-- begin --

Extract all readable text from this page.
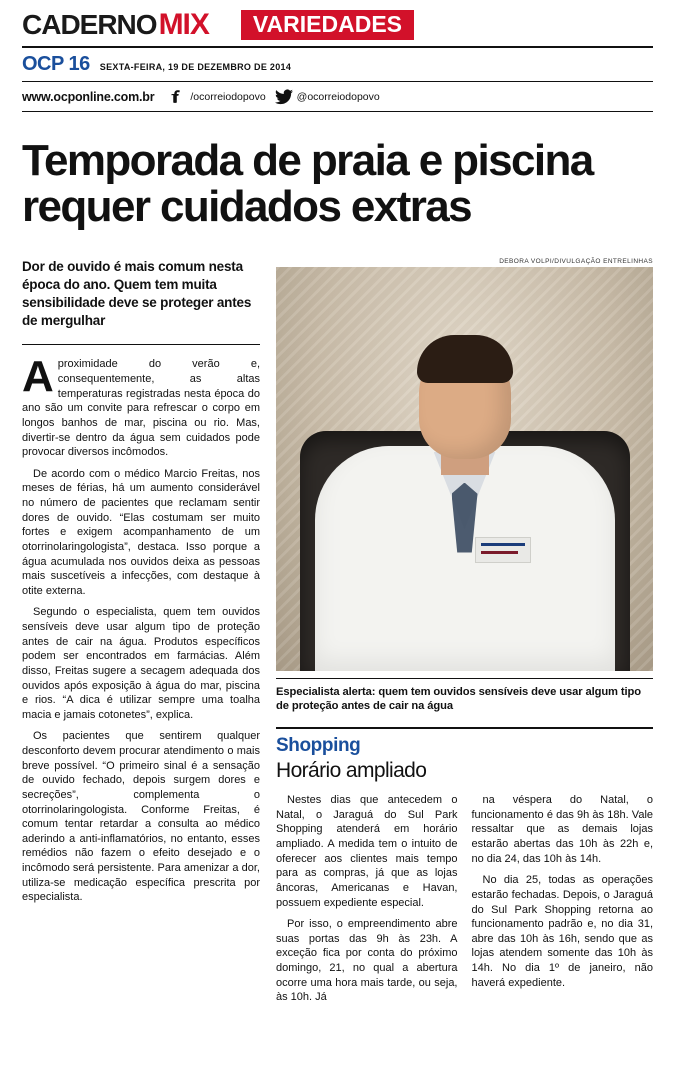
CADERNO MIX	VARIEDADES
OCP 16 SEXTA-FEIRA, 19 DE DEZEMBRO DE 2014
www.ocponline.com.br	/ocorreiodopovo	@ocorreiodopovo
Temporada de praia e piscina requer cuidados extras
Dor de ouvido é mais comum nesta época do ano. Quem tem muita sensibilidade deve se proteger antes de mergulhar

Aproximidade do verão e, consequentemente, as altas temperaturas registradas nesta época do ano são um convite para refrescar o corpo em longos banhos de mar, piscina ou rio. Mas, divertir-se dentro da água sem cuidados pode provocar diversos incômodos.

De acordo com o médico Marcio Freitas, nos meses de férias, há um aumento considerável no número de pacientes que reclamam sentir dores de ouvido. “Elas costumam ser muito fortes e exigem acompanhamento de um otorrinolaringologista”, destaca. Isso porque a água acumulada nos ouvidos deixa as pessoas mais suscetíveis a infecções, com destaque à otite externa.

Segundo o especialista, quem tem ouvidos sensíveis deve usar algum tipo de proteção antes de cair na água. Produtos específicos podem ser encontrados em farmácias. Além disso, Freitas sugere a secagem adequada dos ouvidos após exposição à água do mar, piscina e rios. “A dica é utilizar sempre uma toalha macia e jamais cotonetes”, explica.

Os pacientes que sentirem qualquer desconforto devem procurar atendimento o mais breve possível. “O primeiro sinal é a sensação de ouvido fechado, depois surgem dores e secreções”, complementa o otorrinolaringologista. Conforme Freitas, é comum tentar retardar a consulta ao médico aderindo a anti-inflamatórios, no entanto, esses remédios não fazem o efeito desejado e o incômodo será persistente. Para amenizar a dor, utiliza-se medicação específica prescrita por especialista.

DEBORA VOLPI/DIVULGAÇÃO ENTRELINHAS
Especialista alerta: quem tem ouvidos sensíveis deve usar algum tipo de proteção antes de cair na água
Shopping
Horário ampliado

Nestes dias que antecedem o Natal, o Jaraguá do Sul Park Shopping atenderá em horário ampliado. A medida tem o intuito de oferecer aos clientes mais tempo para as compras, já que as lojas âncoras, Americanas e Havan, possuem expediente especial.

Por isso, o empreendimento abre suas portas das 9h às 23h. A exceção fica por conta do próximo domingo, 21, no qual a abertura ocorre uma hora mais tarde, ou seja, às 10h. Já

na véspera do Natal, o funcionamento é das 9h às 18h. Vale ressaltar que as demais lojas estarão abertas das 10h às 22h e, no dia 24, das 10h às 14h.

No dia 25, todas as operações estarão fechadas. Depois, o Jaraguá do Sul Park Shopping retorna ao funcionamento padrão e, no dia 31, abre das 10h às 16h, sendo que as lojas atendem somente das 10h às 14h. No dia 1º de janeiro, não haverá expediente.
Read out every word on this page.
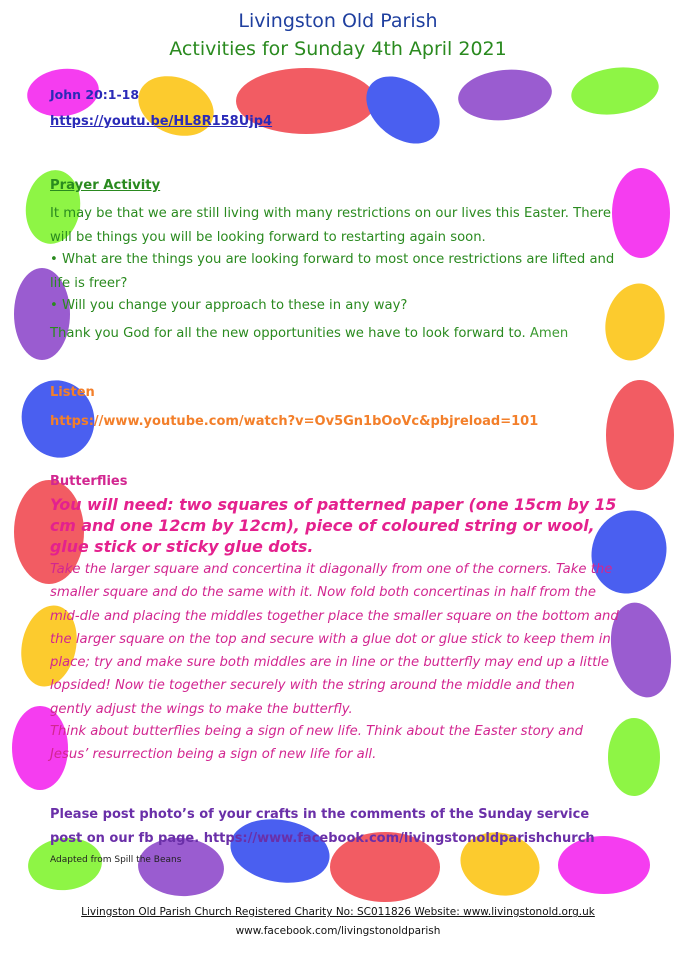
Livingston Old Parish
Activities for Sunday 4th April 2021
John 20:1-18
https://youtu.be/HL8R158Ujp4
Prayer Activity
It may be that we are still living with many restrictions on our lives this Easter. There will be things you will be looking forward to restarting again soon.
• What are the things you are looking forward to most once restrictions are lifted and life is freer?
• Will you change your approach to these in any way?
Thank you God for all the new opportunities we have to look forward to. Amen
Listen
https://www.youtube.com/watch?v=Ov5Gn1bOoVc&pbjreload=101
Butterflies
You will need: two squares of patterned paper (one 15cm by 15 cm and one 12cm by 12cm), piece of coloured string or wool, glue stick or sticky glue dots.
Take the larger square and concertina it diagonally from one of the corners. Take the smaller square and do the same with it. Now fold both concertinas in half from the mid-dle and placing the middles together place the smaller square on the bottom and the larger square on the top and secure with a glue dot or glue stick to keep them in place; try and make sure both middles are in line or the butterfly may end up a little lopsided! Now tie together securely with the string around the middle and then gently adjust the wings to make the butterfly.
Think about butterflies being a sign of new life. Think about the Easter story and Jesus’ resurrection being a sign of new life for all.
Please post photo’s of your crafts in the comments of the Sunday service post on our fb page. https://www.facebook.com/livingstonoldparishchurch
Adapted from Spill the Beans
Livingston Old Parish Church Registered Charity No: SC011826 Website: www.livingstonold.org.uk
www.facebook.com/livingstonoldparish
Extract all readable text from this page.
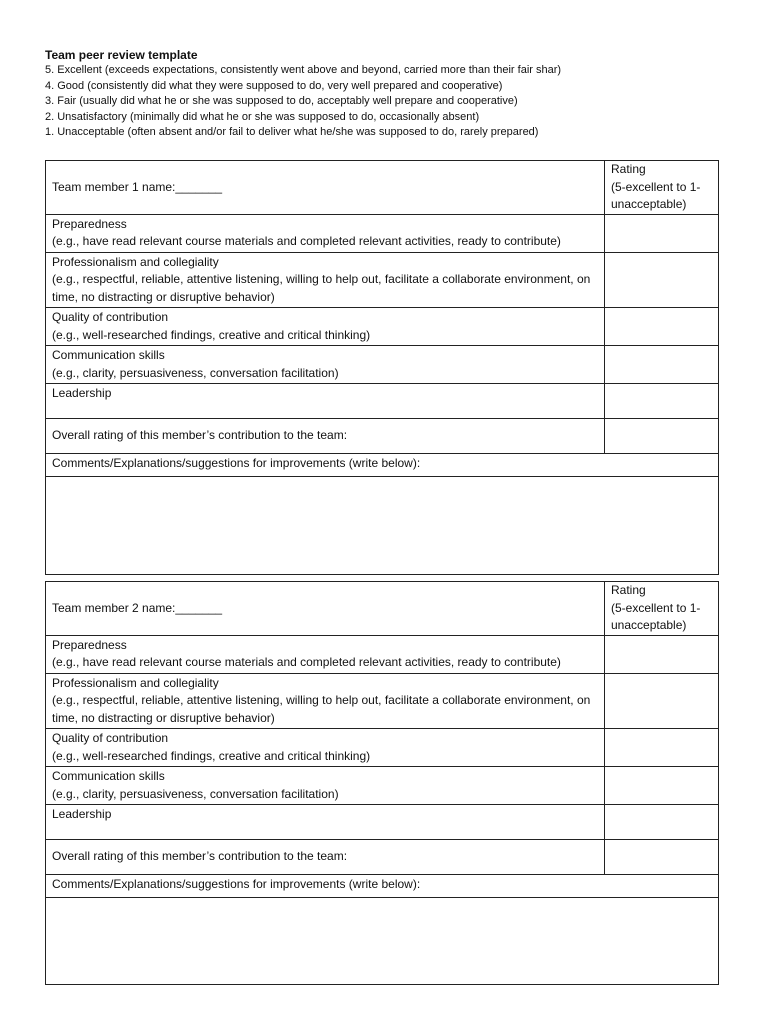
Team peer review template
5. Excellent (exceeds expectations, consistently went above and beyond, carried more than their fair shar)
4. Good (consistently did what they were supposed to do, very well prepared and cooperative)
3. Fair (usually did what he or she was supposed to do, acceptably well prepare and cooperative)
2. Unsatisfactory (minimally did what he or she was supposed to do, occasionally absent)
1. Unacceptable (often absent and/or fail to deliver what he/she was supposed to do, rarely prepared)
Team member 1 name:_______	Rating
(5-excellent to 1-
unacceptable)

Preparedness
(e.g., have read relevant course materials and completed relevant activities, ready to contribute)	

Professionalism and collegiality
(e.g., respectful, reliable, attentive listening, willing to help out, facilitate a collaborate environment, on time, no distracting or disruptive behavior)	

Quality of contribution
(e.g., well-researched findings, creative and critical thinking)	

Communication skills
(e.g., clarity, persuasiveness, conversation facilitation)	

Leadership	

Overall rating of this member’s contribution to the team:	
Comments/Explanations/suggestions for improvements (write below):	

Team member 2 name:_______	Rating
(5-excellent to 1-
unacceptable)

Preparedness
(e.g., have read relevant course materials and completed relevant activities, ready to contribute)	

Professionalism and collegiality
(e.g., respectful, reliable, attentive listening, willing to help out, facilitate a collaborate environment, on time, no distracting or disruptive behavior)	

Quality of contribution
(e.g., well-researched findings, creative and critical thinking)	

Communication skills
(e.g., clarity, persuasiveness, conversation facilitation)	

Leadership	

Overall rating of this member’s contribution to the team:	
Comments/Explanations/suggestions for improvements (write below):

-- end --

__Directions__. Set the entries down again exactly. Do not include the images.

__Solution to the exercise__.
Extract all readable text from this page.
CADERNO MIX	VARIEDADES
OCP 16 SEXTA-FEIRA, 19 DE DEZEMBRO DE 2014
www.ocponline.com.br	/ocorreiodopovo	@ocorreiodopovo
Temporada de praia e piscina requer cuidados extras
Dor de ouvido é mais comum nesta época do ano. Quem tem muita sensibilidade deve se proteger antes de mergulhar

Aproximidade do verão e, consequentemente, as altas temperaturas registradas nesta época do ano são um convite para refrescar o corpo em longos banhos de mar, piscina ou rio. Mas, divertir-se dentro da água sem cuidados pode provocar diversos incômodos.

De acordo com o médico Marcio Freitas, nos meses de férias, há um aumento considerável no número de pacientes que reclamam sentir dores de ouvido. “Elas costumam ser muito fortes e exigem acompanhamento de um otorrinolaringologista”, destaca. Isso porque a água acumulada nos ouvidos deixa as pessoas mais suscetíveis a infecções, com destaque à otite externa.

Segundo o especialista, quem tem ouvidos sensíveis deve usar algum tipo de proteção antes de cair na água. Produtos específicos podem ser encontrados em farmácias. Além disso, Freitas sugere a secagem adequada dos ouvidos após exposição à água do mar, piscina e rios. “A dica é utilizar sempre uma toalha macia e jamais cotonetes”, explica.

Os pacientes que sentirem qualquer desconforto devem procurar atendimento o mais breve possível. “O primeiro sinal é a sensação de ouvido fechado, depois surgem dores e secreções”, complementa o otorrinolaringologista. Conforme Freitas, é comum tentar retardar a consulta ao médico aderindo a anti-inflamatórios, no entanto, esses remédios não fazem o efeito desejado e o incômodo será persistente. Para amenizar a dor, utiliza-se medicação específica prescrita por especialista.

DEBORA VOLPI/DIVULGAÇÃO ENTRELINHAS
Especialista alerta: quem tem ouvidos sensíveis deve usar algum tipo de proteção antes de cair na água
Shopping
Horário ampliado

Nestes dias que antecedem o Natal, o Jaraguá do Sul Park Shopping atenderá em horário ampliado. A medida tem o intuito de oferecer aos clientes mais tempo para as compras, já que as lojas âncoras, Americanas e Havan, possuem expediente especial.

Por isso, o empreendimento abre suas portas das 9h às 23h. A exceção fica por conta do próximo domingo, 21, no qual a abertura ocorre uma hora mais tarde, ou seja, às 10h. Já

na véspera do Natal, o funcionamento é das 9h às 18h. Vale ressaltar que as demais lojas estarão abertas das 10h às 22h e, no dia 24, das 10h às 14h.

No dia 25, todas as operações estarão fechadas. Depois, o Jaraguá do Sul Park Shopping retorna ao funcionamento padrão e, no dia 31, abre das 10h às 16h, sendo que as lojas atendem somente das 10h às 14h. No dia 1º de janeiro, não haverá expediente.
Read out every word on this page.
Livingston Old Parish
Activities for Sunday 4th April 2021
John 20:1-18
https://youtu.be/HL8R158Ujp4
Prayer Activity
It may be that we are still living with many restrictions on our lives this Easter. There will be things you will be looking forward to restarting again soon.
• What are the things you are looking forward to most once restrictions are lifted and life is freer?
• Will you change your approach to these in any way?
Thank you God for all the new opportunities we have to look forward to. Amen
Listen
https://www.youtube.com/watch?v=Ov5Gn1bOoVc&pbjreload=101
Butterflies
You will need: two squares of patterned paper (one 15cm by 15 cm and one 12cm by 12cm), piece of coloured string or wool, glue stick or sticky glue dots.
Take the larger square and concertina it diagonally from one of the corners. Take the smaller square and do the same with it. Now fold both concertinas in half from the mid-dle and placing the middles together place the smaller square on the bottom and the larger square on the top and secure with a glue dot or glue stick to keep them in place; try and make sure both middles are in line or the butterfly may end up a little lopsided! Now tie together securely with the string around the middle and then gently adjust the wings to make the butterfly.
Think about butterflies being a sign of new life. Think about the Easter story and Jesus’ resurrection being a sign of new life for all.
Please post photo’s of your crafts in the comments of the Sunday service post on our fb page. https://www.facebook.com/livingstonoldparishchurch
Adapted from Spill the Beans
Livingston Old Parish Church Registered Charity No: SC011826 Website: www.livingstonold.org.uk
www.facebook.com/livingstonoldparish
Extract all readable text from this page.
Team peer review template
5. Excellent (exceeds expectations, consistently went above and beyond, carried more than their fair shar)
4. Good (consistently did what they were supposed to do, very well prepared and cooperative)
3. Fair (usually did what he or she was supposed to do, acceptably well prepare and cooperative)
2. Unsatisfactory (minimally did what he or she was supposed to do, occasionally absent)
1. Unacceptable (often absent and/or fail to deliver what he/she was supposed to do, rarely prepared)
Team member 1 name:_______	Rating
(5-excellent to 1-
unacceptable)

Preparedness
(e.g., have read relevant course materials and completed relevant activities, ready to contribute)	

Professionalism and collegiality
(e.g., respectful, reliable, attentive listening, willing to help out, facilitate a collaborate environment, on time, no distracting or disruptive behavior)	

Quality of contribution
(e.g., well-researched findings, creative and critical thinking)	

Communication skills
(e.g., clarity, persuasiveness, conversation facilitation)	

Leadership	

Overall rating of this member’s contribution to the team:	
Comments/Explanations/suggestions for improvements (write below):	

Team member 2 name:_______	Rating
(5-excellent to 1-
unacceptable)

Preparedness
(e.g., have read relevant course materials and completed relevant activities, ready to contribute)	

Professionalism and collegiality
(e.g., respectful, reliable, attentive listening, willing to help out, facilitate a collaborate environment, on time, no distracting or disruptive behavior)	

Quality of contribution
(e.g., well-researched findings, creative and critical thinking)	

Communication skills
(e.g., clarity, persuasiveness, conversation facilitation)	

Leadership	

Overall rating of this member’s contribution to the team:	
Comments/Explanations/suggestions for improvements (write below):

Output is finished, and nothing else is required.